From the records below, pull out every line that contains the string "value". Matching is case-sensitive.

:: Records shown

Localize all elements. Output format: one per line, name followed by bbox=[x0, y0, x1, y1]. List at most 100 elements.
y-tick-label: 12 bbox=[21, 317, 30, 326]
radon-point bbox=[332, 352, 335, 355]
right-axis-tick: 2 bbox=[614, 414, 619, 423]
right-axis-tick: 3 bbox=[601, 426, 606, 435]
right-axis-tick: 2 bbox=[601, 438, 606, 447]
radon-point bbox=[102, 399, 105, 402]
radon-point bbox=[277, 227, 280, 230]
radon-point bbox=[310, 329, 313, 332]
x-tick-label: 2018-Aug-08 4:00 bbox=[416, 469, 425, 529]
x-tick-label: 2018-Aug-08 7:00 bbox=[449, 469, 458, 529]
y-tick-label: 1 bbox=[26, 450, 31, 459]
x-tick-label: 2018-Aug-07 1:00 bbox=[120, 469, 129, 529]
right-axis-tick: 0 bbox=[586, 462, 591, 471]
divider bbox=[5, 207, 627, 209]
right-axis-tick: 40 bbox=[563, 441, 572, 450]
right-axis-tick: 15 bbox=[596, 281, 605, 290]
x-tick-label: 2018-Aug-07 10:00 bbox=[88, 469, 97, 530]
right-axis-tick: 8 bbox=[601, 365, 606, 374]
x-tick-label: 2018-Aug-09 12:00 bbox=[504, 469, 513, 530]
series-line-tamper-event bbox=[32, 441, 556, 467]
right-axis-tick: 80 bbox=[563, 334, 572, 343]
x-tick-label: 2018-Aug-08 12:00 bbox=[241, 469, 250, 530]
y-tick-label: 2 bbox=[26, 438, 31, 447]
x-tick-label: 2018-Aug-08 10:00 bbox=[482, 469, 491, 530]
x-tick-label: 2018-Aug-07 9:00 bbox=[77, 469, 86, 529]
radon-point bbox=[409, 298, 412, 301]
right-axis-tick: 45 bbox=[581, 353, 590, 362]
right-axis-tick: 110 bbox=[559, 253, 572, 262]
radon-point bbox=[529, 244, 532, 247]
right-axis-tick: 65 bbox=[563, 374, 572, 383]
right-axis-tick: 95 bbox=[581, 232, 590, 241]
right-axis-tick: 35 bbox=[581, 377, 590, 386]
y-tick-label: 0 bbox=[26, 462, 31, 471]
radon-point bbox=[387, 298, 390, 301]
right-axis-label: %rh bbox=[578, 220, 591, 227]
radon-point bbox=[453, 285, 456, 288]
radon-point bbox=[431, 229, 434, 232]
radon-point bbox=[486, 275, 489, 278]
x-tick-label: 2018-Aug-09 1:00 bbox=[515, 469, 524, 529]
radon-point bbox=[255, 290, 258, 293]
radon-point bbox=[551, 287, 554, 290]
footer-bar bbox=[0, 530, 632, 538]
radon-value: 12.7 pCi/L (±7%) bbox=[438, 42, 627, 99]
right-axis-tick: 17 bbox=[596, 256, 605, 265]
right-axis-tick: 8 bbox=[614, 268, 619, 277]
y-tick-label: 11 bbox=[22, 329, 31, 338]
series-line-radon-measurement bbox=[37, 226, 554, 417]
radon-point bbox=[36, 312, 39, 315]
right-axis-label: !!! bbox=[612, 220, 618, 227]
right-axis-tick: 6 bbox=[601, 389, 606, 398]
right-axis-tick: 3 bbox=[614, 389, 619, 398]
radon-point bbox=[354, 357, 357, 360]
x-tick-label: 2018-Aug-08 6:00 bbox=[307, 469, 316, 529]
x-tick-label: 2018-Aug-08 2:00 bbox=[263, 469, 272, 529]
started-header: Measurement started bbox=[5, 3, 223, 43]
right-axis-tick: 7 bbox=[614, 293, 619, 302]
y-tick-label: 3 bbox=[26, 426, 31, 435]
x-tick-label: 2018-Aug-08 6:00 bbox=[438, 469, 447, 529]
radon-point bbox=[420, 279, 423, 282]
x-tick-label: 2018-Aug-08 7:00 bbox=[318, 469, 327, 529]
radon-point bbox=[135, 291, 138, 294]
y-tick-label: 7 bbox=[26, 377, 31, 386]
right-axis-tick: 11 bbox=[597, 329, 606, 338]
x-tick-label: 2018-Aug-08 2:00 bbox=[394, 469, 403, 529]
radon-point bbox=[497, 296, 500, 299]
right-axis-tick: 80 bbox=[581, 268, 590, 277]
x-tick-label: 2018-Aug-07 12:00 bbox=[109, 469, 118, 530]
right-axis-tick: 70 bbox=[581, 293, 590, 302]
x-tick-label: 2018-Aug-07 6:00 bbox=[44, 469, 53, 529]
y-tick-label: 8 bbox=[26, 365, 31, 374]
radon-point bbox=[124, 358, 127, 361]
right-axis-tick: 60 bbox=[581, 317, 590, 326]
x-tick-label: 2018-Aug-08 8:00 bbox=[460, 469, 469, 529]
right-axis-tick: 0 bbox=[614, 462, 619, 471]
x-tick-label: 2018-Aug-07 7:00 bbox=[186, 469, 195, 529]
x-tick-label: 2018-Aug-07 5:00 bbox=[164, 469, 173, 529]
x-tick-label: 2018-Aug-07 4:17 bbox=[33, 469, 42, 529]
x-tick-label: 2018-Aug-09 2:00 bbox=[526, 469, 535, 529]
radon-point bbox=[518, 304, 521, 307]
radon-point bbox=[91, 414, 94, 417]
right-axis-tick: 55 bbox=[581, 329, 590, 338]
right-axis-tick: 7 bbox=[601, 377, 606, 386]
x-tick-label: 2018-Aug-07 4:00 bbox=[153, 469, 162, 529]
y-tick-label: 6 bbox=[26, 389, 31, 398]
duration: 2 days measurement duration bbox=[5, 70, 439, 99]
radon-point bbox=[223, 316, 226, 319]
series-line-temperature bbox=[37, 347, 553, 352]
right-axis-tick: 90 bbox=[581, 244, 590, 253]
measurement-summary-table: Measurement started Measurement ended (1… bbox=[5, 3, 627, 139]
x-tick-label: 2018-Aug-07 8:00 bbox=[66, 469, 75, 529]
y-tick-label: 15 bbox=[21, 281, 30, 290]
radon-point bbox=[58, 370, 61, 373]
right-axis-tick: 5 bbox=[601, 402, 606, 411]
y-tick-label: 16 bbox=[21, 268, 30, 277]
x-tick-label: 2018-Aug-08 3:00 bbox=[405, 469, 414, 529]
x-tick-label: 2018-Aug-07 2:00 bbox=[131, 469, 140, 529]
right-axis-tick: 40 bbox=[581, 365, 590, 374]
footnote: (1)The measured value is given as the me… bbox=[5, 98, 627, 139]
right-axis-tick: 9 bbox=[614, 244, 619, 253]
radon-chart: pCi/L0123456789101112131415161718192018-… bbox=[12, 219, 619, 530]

::::

Exercise output
radon-value: 12.7 pCi/L (±7%) bbox=[438, 42, 627, 99]
footnote: (1)The measured value is given as the me… bbox=[5, 98, 627, 139]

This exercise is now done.